Region and label listings -

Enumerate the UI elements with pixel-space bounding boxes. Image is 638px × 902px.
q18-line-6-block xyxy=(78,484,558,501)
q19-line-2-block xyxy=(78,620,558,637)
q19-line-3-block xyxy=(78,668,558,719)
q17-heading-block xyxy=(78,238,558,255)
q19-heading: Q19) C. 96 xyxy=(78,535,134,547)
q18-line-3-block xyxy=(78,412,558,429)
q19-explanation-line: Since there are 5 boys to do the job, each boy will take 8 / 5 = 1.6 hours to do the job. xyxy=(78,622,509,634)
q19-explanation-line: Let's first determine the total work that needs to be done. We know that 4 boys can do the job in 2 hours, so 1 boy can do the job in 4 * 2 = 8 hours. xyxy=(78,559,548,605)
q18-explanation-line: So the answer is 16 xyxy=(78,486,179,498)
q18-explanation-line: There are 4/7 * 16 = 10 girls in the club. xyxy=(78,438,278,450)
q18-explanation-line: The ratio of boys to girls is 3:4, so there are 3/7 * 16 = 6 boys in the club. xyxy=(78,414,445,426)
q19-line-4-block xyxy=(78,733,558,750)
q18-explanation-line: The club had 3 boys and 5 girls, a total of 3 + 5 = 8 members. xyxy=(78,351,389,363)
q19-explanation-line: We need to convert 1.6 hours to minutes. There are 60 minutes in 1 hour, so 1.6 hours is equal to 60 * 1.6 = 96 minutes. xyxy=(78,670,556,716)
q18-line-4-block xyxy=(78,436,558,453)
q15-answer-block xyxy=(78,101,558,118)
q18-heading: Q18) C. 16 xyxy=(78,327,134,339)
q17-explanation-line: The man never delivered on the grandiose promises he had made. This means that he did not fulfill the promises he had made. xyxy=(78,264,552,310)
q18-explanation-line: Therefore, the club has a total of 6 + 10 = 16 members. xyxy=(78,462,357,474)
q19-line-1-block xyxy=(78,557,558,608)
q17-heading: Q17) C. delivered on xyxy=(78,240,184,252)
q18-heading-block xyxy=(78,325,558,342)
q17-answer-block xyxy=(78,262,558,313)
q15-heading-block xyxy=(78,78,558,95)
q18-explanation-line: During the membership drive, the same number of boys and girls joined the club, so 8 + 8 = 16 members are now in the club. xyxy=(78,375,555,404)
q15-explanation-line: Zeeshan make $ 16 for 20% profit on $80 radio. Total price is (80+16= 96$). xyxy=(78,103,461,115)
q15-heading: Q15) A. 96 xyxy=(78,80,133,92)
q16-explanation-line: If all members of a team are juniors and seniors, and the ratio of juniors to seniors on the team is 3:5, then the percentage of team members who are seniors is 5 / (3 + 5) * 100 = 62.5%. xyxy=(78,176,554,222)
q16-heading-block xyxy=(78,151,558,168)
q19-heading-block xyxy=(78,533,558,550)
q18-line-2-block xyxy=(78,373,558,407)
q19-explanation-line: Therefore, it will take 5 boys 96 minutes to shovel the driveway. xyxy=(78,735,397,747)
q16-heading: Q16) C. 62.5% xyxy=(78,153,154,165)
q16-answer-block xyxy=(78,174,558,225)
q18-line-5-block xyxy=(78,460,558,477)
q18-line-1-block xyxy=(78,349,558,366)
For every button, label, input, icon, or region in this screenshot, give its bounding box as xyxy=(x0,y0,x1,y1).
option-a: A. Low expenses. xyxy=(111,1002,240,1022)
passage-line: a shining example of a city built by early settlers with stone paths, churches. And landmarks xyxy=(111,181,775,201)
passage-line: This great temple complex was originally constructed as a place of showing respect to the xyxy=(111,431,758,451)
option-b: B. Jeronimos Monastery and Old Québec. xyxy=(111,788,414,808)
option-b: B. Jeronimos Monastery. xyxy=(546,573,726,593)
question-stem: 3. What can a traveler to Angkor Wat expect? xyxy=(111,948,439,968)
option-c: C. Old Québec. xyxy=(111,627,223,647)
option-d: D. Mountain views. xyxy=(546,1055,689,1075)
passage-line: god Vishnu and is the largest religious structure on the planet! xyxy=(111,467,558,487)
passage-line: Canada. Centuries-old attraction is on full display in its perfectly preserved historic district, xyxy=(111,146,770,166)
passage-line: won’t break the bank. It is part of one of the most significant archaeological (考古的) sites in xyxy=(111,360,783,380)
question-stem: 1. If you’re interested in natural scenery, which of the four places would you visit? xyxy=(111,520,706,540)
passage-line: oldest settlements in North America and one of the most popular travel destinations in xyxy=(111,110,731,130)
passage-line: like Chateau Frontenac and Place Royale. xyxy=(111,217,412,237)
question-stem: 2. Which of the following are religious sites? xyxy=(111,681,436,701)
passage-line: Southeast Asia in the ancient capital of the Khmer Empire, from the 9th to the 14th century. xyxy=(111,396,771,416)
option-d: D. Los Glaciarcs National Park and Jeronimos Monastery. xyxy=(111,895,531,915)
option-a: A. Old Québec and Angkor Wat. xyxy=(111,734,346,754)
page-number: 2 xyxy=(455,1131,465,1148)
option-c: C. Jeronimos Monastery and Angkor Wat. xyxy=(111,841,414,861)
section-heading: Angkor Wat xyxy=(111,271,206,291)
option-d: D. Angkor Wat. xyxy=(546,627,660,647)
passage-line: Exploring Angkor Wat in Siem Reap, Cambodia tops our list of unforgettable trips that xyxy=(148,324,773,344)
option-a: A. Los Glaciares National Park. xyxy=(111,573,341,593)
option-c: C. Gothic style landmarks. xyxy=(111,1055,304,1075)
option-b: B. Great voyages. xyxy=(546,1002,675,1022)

Short problem -
Rewrite the records above, replacing each "passage-line" with "reading-line" and keeping everything else the same.

Solution for this problem -
Enumerate the UI elements with pixel-space bounding boxes. Image is 638px × 902px.
q18-line-6-block xyxy=(78,484,558,501)
q19-line-2-block xyxy=(78,620,558,637)
q19-line-3-block xyxy=(78,668,558,719)
q17-heading-block xyxy=(78,238,558,255)
q19-heading: Q19) C. 96 xyxy=(78,535,134,547)
q18-line-3-block xyxy=(78,412,558,429)
q19-explanation-line: Since there are 5 boys to do the job, each boy will take 8 / 5 = 1.6 hours to do the job. xyxy=(78,622,509,634)
q19-explanation-line: Let's first determine the total work that needs to be done. We know that 4 boys can do the job in 2 hours, so 1 boy can do the job in 4 * 2 = 8 hours. xyxy=(78,559,548,605)
q18-explanation-line: So the answer is 16 xyxy=(78,486,179,498)
q18-explanation-line: There are 4/7 * 16 = 10 girls in the club. xyxy=(78,438,278,450)
q18-explanation-line: The ratio of boys to girls is 3:4, so there are 3/7 * 16 = 6 boys in the club. xyxy=(78,414,445,426)
q19-line-4-block xyxy=(78,733,558,750)
q18-explanation-line: The club had 3 boys and 5 girls, a total of 3 + 5 = 8 members. xyxy=(78,351,389,363)
q19-explanation-line: We need to convert 1.6 hours to minutes. There are 60 minutes in 1 hour, so 1.6 hours is equal to 60 * 1.6 = 96 minutes. xyxy=(78,670,556,716)
q18-line-4-block xyxy=(78,436,558,453)
q15-answer-block xyxy=(78,101,558,118)
q18-heading: Q18) C. 16 xyxy=(78,327,134,339)
q17-explanation-line: The man never delivered on the grandiose promises he had made. This means that he did not fulfill the promises he had made. xyxy=(78,264,552,310)
q18-explanation-line: Therefore, the club has a total of 6 + 10 = 16 members. xyxy=(78,462,357,474)
q19-line-1-block xyxy=(78,557,558,608)
q17-heading: Q17) C. delivered on xyxy=(78,240,184,252)
q18-heading-block xyxy=(78,325,558,342)
q17-answer-block xyxy=(78,262,558,313)
q15-heading-block xyxy=(78,78,558,95)
q18-explanation-line: During the membership drive, the same number of boys and girls joined the club, so 8 + 8 = 16 members are now in the club. xyxy=(78,375,555,404)
q15-explanation-line: Zeeshan make $ 16 for 20% profit on $80 radio. Total price is (80+16= 96$). xyxy=(78,103,461,115)
q15-heading: Q15) A. 96 xyxy=(78,80,133,92)
q16-explanation-line: If all members of a team are juniors and seniors, and the ratio of juniors to seniors on the team is 3:5, then the percentage of team members who are seniors is 5 / (3 + 5) * 100 = 62.5%. xyxy=(78,176,554,222)
q16-heading-block xyxy=(78,151,558,168)
q19-heading-block xyxy=(78,533,558,550)
q18-line-2-block xyxy=(78,373,558,407)
q19-explanation-line: Therefore, it will take 5 boys 96 minutes to shovel the driveway. xyxy=(78,735,397,747)
q16-heading: Q16) C. 62.5% xyxy=(78,153,154,165)
q16-answer-block xyxy=(78,174,558,225)
q18-line-5-block xyxy=(78,460,558,477)
q18-line-1-block xyxy=(78,349,558,366)
For every button, label, input, icon, or region in this screenshot, give its bounding box as xyxy=(x0,y0,x1,y1).
option-a: A. Low expenses. xyxy=(111,1002,240,1022)
reading-line: a shining example of a city built by early settlers with stone paths, churches. And landmarks xyxy=(111,181,775,201)
reading-line: This great temple complex was originally constructed as a place of showing respect to the xyxy=(111,431,758,451)
option-b: B. Jeronimos Monastery and Old Québec. xyxy=(111,788,414,808)
option-b: B. Jeronimos Monastery. xyxy=(546,573,726,593)
question-stem: 3. What can a traveler to Angkor Wat expect? xyxy=(111,948,439,968)
option-c: C. Old Québec. xyxy=(111,627,223,647)
option-d: D. Mountain views. xyxy=(546,1055,689,1075)
reading-line: god Vishnu and is the largest religious structure on the planet! xyxy=(111,467,558,487)
reading-line: Canada. Centuries-old attraction is on full display in its perfectly preserved historic district, xyxy=(111,146,770,166)
reading-line: won’t break the bank. It is part of one of the most significant archaeological (考古的) sites in xyxy=(111,360,783,380)
question-stem: 1. If you’re interested in natural scenery, which of the four places would you visit? xyxy=(111,520,706,540)
reading-line: oldest settlements in North America and one of the most popular travel destinations in xyxy=(111,110,731,130)
reading-line: like Chateau Frontenac and Place Royale. xyxy=(111,217,412,237)
question-stem: 2. Which of the following are religious sites? xyxy=(111,681,436,701)
reading-line: Southeast Asia in the ancient capital of the Khmer Empire, from the 9th to the 14th century. xyxy=(111,396,771,416)
option-d: D. Los Glaciarcs National Park and Jeronimos Monastery. xyxy=(111,895,531,915)
option-a: A. Old Québec and Angkor Wat. xyxy=(111,734,346,754)
page-number: 2 xyxy=(455,1131,465,1148)
option-c: C. Jeronimos Monastery and Angkor Wat. xyxy=(111,841,414,861)
section-heading: Angkor Wat xyxy=(111,271,206,291)
option-d: D. Angkor Wat. xyxy=(546,627,660,647)
reading-line: Exploring Angkor Wat in Siem Reap, Cambodia tops our list of unforgettable trips that xyxy=(148,324,773,344)
option-a: A. Los Glaciares National Park. xyxy=(111,573,341,593)
option-c: C. Gothic style landmarks. xyxy=(111,1055,304,1075)
option-b: B. Great voyages. xyxy=(546,1002,675,1022)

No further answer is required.